Skip every picture and transcribe the remaining material exactly.

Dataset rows
_ _ _ _ _ _ _
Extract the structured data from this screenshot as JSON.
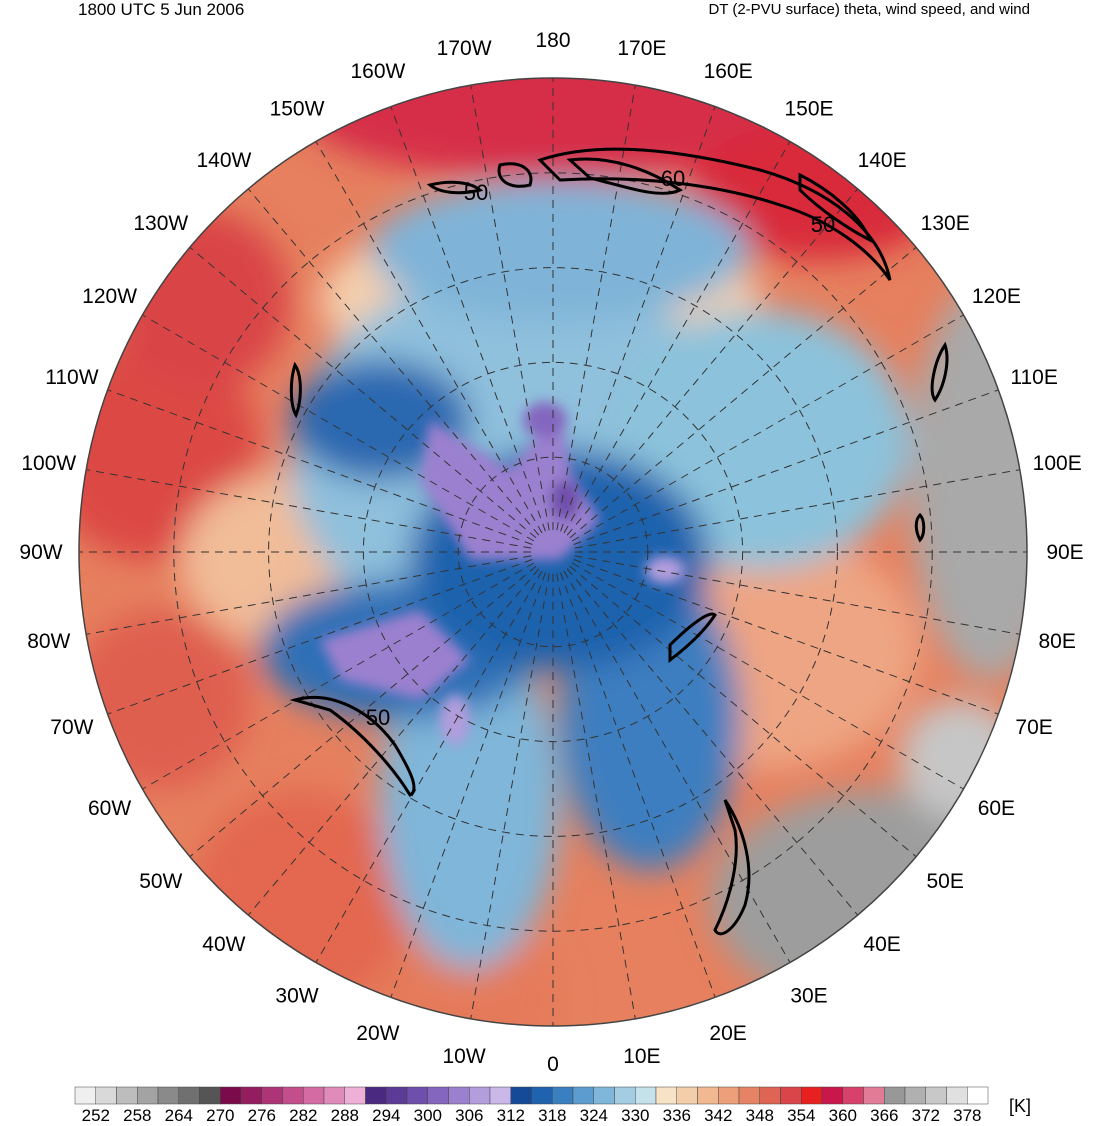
{
  "header": {
    "time_label": "1800 UTC 5 Jun 2006",
    "product_label": "DT (2-PVU surface) theta, wind speed, and wind"
  },
  "map": {
    "projection": "north-polar-stereographic",
    "longitude_labels": [
      {
        "lon": 180,
        "label": "180"
      },
      {
        "lon": -170,
        "label": "170W"
      },
      {
        "lon": -160,
        "label": "160W"
      },
      {
        "lon": -150,
        "label": "150W"
      },
      {
        "lon": -140,
        "label": "140W"
      },
      {
        "lon": -130,
        "label": "130W"
      },
      {
        "lon": -120,
        "label": "120W"
      },
      {
        "lon": -110,
        "label": "110W"
      },
      {
        "lon": -100,
        "label": "100W"
      },
      {
        "lon": -90,
        "label": "90W"
      },
      {
        "lon": -80,
        "label": "80W"
      },
      {
        "lon": -70,
        "label": "70W"
      },
      {
        "lon": -60,
        "label": "60W"
      },
      {
        "lon": -50,
        "label": "50W"
      },
      {
        "lon": -40,
        "label": "40W"
      },
      {
        "lon": -30,
        "label": "30W"
      },
      {
        "lon": -20,
        "label": "20W"
      },
      {
        "lon": -10,
        "label": "10W"
      },
      {
        "lon": 0,
        "label": "0"
      },
      {
        "lon": 10,
        "label": "10E"
      },
      {
        "lon": 20,
        "label": "20E"
      },
      {
        "lon": 30,
        "label": "30E"
      },
      {
        "lon": 40,
        "label": "40E"
      },
      {
        "lon": 50,
        "label": "50E"
      },
      {
        "lon": 60,
        "label": "60E"
      },
      {
        "lon": 70,
        "label": "70E"
      },
      {
        "lon": 80,
        "label": "80E"
      },
      {
        "lon": 90,
        "label": "90E"
      },
      {
        "lon": 100,
        "label": "100E"
      },
      {
        "lon": 110,
        "label": "110E"
      },
      {
        "lon": 120,
        "label": "120E"
      },
      {
        "lon": 130,
        "label": "130E"
      },
      {
        "lon": 140,
        "label": "140E"
      },
      {
        "lon": 150,
        "label": "150E"
      },
      {
        "lon": 160,
        "label": "160E"
      },
      {
        "lon": 170,
        "label": "170E"
      }
    ],
    "wind_speed_contour_labels": [
      "50",
      "60",
      "50",
      "50"
    ]
  },
  "colorbar": {
    "unit_label": "[K]",
    "tick_labels": [
      "252",
      "258",
      "264",
      "270",
      "276",
      "282",
      "288",
      "294",
      "300",
      "306",
      "312",
      "318",
      "324",
      "330",
      "336",
      "342",
      "348",
      "354",
      "360",
      "366",
      "372",
      "378"
    ],
    "colors": [
      "#efefef",
      "#d9d9d9",
      "#bdbdbd",
      "#a3a3a3",
      "#8a8a8a",
      "#707070",
      "#555555",
      "#7a0a4a",
      "#941d5f",
      "#ad3476",
      "#c24f8c",
      "#d46ca3",
      "#e08cbb",
      "#eeb0d6",
      "#4a2a80",
      "#5c3b96",
      "#6f4fac",
      "#8466bf",
      "#9b80cf",
      "#b39ddd",
      "#c9b8e8",
      "#154a98",
      "#1f62ad",
      "#3a7fc0",
      "#5c9ccf",
      "#7fb6d9",
      "#a3cde2",
      "#c5e2ea",
      "#f7e2c6",
      "#f4ceaa",
      "#f1b98f",
      "#ec9f78",
      "#e68364",
      "#de6554",
      "#d94548",
      "#e82020",
      "#c9174b",
      "#d8416a",
      "#e27b96",
      "#989898",
      "#b0b0b0",
      "#c8c8c8",
      "#e0e0e0",
      "#ffffff"
    ]
  }
}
_ _ _ _ _ _ _
Written response ->
Extract the structured data from this screenshot as JSON.
{
  "header": {
    "time_label": "1800 UTC 5 Jun 2006",
    "product_label": "DT (2-PVU surface) theta, wind speed, and wind"
  },
  "map": {
    "projection": "north-polar-stereographic",
    "longitude_labels": [
      {
        "lon": 180,
        "label": "180"
      },
      {
        "lon": -170,
        "label": "170W"
      },
      {
        "lon": -160,
        "label": "160W"
      },
      {
        "lon": -150,
        "label": "150W"
      },
      {
        "lon": -140,
        "label": "140W"
      },
      {
        "lon": -130,
        "label": "130W"
      },
      {
        "lon": -120,
        "label": "120W"
      },
      {
        "lon": -110,
        "label": "110W"
      },
      {
        "lon": -100,
        "label": "100W"
      },
      {
        "lon": -90,
        "label": "90W"
      },
      {
        "lon": -80,
        "label": "80W"
      },
      {
        "lon": -70,
        "label": "70W"
      },
      {
        "lon": -60,
        "label": "60W"
      },
      {
        "lon": -50,
        "label": "50W"
      },
      {
        "lon": -40,
        "label": "40W"
      },
      {
        "lon": -30,
        "label": "30W"
      },
      {
        "lon": -20,
        "label": "20W"
      },
      {
        "lon": -10,
        "label": "10W"
      },
      {
        "lon": 0,
        "label": "0"
      },
      {
        "lon": 10,
        "label": "10E"
      },
      {
        "lon": 20,
        "label": "20E"
      },
      {
        "lon": 30,
        "label": "30E"
      },
      {
        "lon": 40,
        "label": "40E"
      },
      {
        "lon": 50,
        "label": "50E"
      },
      {
        "lon": 60,
        "label": "60E"
      },
      {
        "lon": 70,
        "label": "70E"
      },
      {
        "lon": 80,
        "label": "80E"
      },
      {
        "lon": 90,
        "label": "90E"
      },
      {
        "lon": 100,
        "label": "100E"
      },
      {
        "lon": 110,
        "label": "110E"
      },
      {
        "lon": 120,
        "label": "120E"
      },
      {
        "lon": 130,
        "label": "130E"
      },
      {
        "lon": 140,
        "label": "140E"
      },
      {
        "lon": 150,
        "label": "150E"
      },
      {
        "lon": 160,
        "label": "160E"
      },
      {
        "lon": 170,
        "label": "170E"
      }
    ],
    "wind_speed_contour_labels": [
      "50",
      "60",
      "50",
      "50"
    ]
  },
  "colorbar": {
    "unit_label": "[K]",
    "tick_labels": [
      "252",
      "258",
      "264",
      "270",
      "276",
      "282",
      "288",
      "294",
      "300",
      "306",
      "312",
      "318",
      "324",
      "330",
      "336",
      "342",
      "348",
      "354",
      "360",
      "366",
      "372",
      "378"
    ],
    "colors": [
      "#efefef",
      "#d9d9d9",
      "#bdbdbd",
      "#a3a3a3",
      "#8a8a8a",
      "#707070",
      "#555555",
      "#7a0a4a",
      "#941d5f",
      "#ad3476",
      "#c24f8c",
      "#d46ca3",
      "#e08cbb",
      "#eeb0d6",
      "#4a2a80",
      "#5c3b96",
      "#6f4fac",
      "#8466bf",
      "#9b80cf",
      "#b39ddd",
      "#c9b8e8",
      "#154a98",
      "#1f62ad",
      "#3a7fc0",
      "#5c9ccf",
      "#7fb6d9",
      "#a3cde2",
      "#c5e2ea",
      "#f7e2c6",
      "#f4ceaa",
      "#f1b98f",
      "#ec9f78",
      "#e68364",
      "#de6554",
      "#d94548",
      "#e82020",
      "#c9174b",
      "#d8416a",
      "#e27b96",
      "#989898",
      "#b0b0b0",
      "#c8c8c8",
      "#e0e0e0",
      "#ffffff"
    ]
  }
}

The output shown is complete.